Exercise goal:
Output each line of the material exactly as it stands.

Dataset rows:
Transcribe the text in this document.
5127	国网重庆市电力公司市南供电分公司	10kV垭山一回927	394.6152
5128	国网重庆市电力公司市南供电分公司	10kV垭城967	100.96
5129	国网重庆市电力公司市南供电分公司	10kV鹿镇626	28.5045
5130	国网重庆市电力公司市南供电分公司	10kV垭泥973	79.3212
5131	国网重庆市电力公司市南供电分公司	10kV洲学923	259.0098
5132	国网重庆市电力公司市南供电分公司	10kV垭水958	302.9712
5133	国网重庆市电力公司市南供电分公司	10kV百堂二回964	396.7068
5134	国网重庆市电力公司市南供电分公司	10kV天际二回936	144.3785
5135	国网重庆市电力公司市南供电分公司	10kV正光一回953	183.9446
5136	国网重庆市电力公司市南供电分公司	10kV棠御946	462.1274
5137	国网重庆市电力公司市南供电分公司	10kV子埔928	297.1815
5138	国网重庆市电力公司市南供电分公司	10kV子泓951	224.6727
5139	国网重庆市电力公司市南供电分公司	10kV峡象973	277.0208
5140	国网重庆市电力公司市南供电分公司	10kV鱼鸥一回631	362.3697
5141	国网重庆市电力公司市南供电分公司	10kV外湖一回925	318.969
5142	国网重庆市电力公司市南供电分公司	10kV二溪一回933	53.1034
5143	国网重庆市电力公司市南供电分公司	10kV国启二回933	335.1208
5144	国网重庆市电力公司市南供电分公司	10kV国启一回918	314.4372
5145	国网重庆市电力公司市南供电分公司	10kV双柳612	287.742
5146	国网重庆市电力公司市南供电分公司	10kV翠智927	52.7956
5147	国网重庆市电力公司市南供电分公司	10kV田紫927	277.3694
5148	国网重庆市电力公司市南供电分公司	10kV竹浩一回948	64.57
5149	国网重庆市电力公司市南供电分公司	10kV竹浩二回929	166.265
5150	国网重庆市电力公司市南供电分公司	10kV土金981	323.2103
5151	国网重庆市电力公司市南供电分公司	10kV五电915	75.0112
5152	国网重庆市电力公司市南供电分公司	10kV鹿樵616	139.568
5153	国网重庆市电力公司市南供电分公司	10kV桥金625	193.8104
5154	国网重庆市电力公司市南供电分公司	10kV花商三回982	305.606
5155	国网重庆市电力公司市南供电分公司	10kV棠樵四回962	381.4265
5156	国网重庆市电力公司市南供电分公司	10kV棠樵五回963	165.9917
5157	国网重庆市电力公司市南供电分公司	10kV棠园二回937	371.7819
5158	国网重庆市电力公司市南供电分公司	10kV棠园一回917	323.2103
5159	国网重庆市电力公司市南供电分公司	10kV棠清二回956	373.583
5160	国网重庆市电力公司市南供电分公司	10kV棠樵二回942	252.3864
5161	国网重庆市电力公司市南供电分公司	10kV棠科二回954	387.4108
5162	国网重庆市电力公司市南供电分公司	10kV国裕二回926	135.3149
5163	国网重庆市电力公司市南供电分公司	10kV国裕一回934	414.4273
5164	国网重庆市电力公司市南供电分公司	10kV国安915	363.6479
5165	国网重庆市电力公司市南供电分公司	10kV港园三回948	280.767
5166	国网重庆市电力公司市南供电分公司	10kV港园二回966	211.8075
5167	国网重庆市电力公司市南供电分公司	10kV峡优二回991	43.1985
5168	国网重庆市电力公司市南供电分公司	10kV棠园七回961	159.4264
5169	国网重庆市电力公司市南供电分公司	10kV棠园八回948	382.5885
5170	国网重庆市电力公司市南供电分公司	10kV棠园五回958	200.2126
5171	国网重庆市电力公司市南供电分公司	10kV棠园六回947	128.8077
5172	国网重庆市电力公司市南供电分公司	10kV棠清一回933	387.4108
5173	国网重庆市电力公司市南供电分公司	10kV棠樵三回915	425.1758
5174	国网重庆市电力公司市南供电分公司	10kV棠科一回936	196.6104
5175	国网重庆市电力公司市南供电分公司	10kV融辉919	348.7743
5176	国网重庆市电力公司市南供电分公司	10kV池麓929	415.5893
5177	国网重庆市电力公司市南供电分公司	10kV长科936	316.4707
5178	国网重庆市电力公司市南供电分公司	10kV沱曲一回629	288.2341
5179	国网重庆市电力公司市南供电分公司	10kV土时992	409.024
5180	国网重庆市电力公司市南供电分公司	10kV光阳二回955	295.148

Task response:
Transcribe the text in this document.
5127	国网重庆市电力公司市南供电分公司	10kV垭山一回927	394.6152
5128	国网重庆市电力公司市南供电分公司	10kV垭城967	100.96
5129	国网重庆市电力公司市南供电分公司	10kV鹿镇626	28.5045
5130	国网重庆市电力公司市南供电分公司	10kV垭泥973	79.3212
5131	国网重庆市电力公司市南供电分公司	10kV洲学923	259.0098
5132	国网重庆市电力公司市南供电分公司	10kV垭水958	302.9712
5133	国网重庆市电力公司市南供电分公司	10kV百堂二回964	396.7068
5134	国网重庆市电力公司市南供电分公司	10kV天际二回936	144.3785
5135	国网重庆市电力公司市南供电分公司	10kV正光一回953	183.9446
5136	国网重庆市电力公司市南供电分公司	10kV棠御946	462.1274
5137	国网重庆市电力公司市南供电分公司	10kV子埔928	297.1815
5138	国网重庆市电力公司市南供电分公司	10kV子泓951	224.6727
5139	国网重庆市电力公司市南供电分公司	10kV峡象973	277.0208
5140	国网重庆市电力公司市南供电分公司	10kV鱼鸥一回631	362.3697
5141	国网重庆市电力公司市南供电分公司	10kV外湖一回925	318.969
5142	国网重庆市电力公司市南供电分公司	10kV二溪一回933	53.1034
5143	国网重庆市电力公司市南供电分公司	10kV国启二回933	335.1208
5144	国网重庆市电力公司市南供电分公司	10kV国启一回918	314.4372
5145	国网重庆市电力公司市南供电分公司	10kV双柳612	287.742
5146	国网重庆市电力公司市南供电分公司	10kV翠智927	52.7956
5147	国网重庆市电力公司市南供电分公司	10kV田紫927	277.3694
5148	国网重庆市电力公司市南供电分公司	10kV竹浩一回948	64.57
5149	国网重庆市电力公司市南供电分公司	10kV竹浩二回929	166.265
5150	国网重庆市电力公司市南供电分公司	10kV土金981	323.2103
5151	国网重庆市电力公司市南供电分公司	10kV五电915	75.0112
5152	国网重庆市电力公司市南供电分公司	10kV鹿樵616	139.568
5153	国网重庆市电力公司市南供电分公司	10kV桥金625	193.8104
5154	国网重庆市电力公司市南供电分公司	10kV花商三回982	305.606
5155	国网重庆市电力公司市南供电分公司	10kV棠樵四回962	381.4265
5156	国网重庆市电力公司市南供电分公司	10kV棠樵五回963	165.9917
5157	国网重庆市电力公司市南供电分公司	10kV棠园二回937	371.7819
5158	国网重庆市电力公司市南供电分公司	10kV棠园一回917	323.2103
5159	国网重庆市电力公司市南供电分公司	10kV棠清二回956	373.583
5160	国网重庆市电力公司市南供电分公司	10kV棠樵二回942	252.3864
5161	国网重庆市电力公司市南供电分公司	10kV棠科二回954	387.4108
5162	国网重庆市电力公司市南供电分公司	10kV国裕二回926	135.3149
5163	国网重庆市电力公司市南供电分公司	10kV国裕一回934	414.4273
5164	国网重庆市电力公司市南供电分公司	10kV国安915	363.6479
5165	国网重庆市电力公司市南供电分公司	10kV港园三回948	280.767
5166	国网重庆市电力公司市南供电分公司	10kV港园二回966	211.8075
5167	国网重庆市电力公司市南供电分公司	10kV峡优二回991	43.1985
5168	国网重庆市电力公司市南供电分公司	10kV棠园七回961	159.4264
5169	国网重庆市电力公司市南供电分公司	10kV棠园八回948	382.5885
5170	国网重庆市电力公司市南供电分公司	10kV棠园五回958	200.2126
5171	国网重庆市电力公司市南供电分公司	10kV棠园六回947	128.8077
5172	国网重庆市电力公司市南供电分公司	10kV棠清一回933	387.4108
5173	国网重庆市电力公司市南供电分公司	10kV棠樵三回915	425.1758
5174	国网重庆市电力公司市南供电分公司	10kV棠科一回936	196.6104
5175	国网重庆市电力公司市南供电分公司	10kV融辉919	348.7743
5176	国网重庆市电力公司市南供电分公司	10kV池麓929	415.5893
5177	国网重庆市电力公司市南供电分公司	10kV长科936	316.4707
5178	国网重庆市电力公司市南供电分公司	10kV沱曲一回629	288.2341
5179	国网重庆市电力公司市南供电分公司	10kV土时992	409.024
5180	国网重庆市电力公司市南供电分公司	10kV光阳二回955	295.148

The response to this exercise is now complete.